Stored entries:

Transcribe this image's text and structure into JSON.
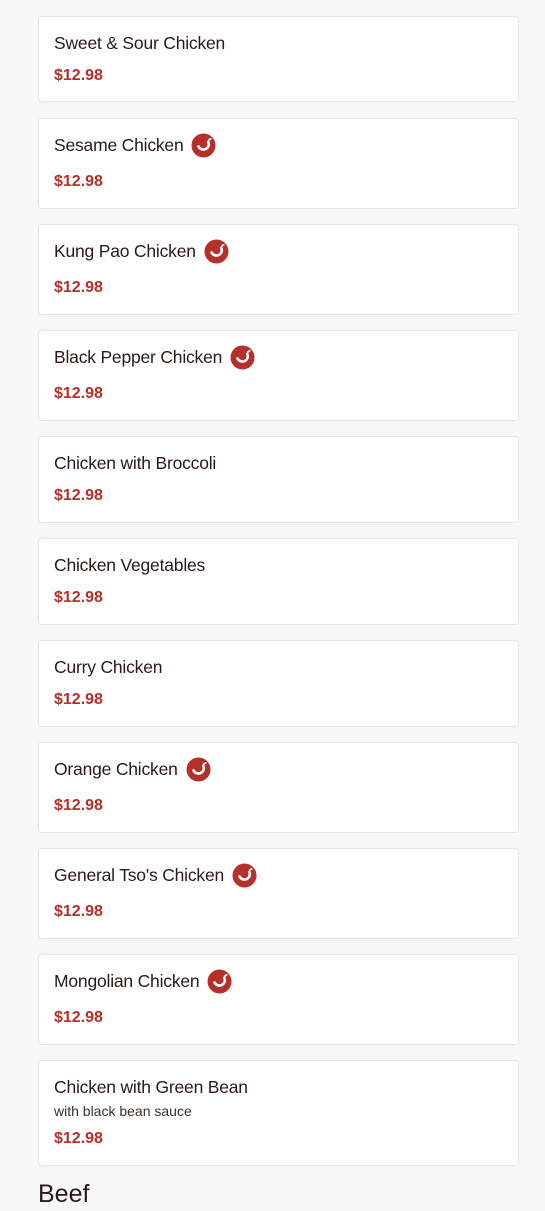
{
  "colors": {
    "price": "#b5302b",
    "spicy_badge": "#b5302b",
    "card_background": "#ffffff",
    "page_background": "#f7f7f7"
  },
  "items": [
    {
      "name": "Sweet & Sour Chicken",
      "price": "$12.98",
      "spicy": false
    },
    {
      "name": "Sesame Chicken",
      "price": "$12.98",
      "spicy": true
    },
    {
      "name": "Kung Pao Chicken",
      "price": "$12.98",
      "spicy": true
    },
    {
      "name": "Black Pepper Chicken",
      "price": "$12.98",
      "spicy": true
    },
    {
      "name": "Chicken with Broccoli",
      "price": "$12.98",
      "spicy": false
    },
    {
      "name": "Chicken Vegetables",
      "price": "$12.98",
      "spicy": false
    },
    {
      "name": "Curry Chicken",
      "price": "$12.98",
      "spicy": false
    },
    {
      "name": "Orange Chicken",
      "price": "$12.98",
      "spicy": true
    },
    {
      "name": "General Tso's Chicken",
      "price": "$12.98",
      "spicy": true
    },
    {
      "name": "Mongolian Chicken",
      "price": "$12.98",
      "spicy": true
    },
    {
      "name": "Chicken with Green Bean",
      "description": "with black bean sauce",
      "price": "$12.98",
      "spicy": false
    }
  ],
  "next_section": {
    "title": "Beef"
  },
  "icons": {
    "spicy": "chili-pepper-icon"
  }
}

__Instructions for the task__
Copy all lines from the material that include "with".

__Exercise output__
      "name": "Chicken with Broccoli",
      "name": "Chicken with Green Bean",
      "description": "with black bean sauce",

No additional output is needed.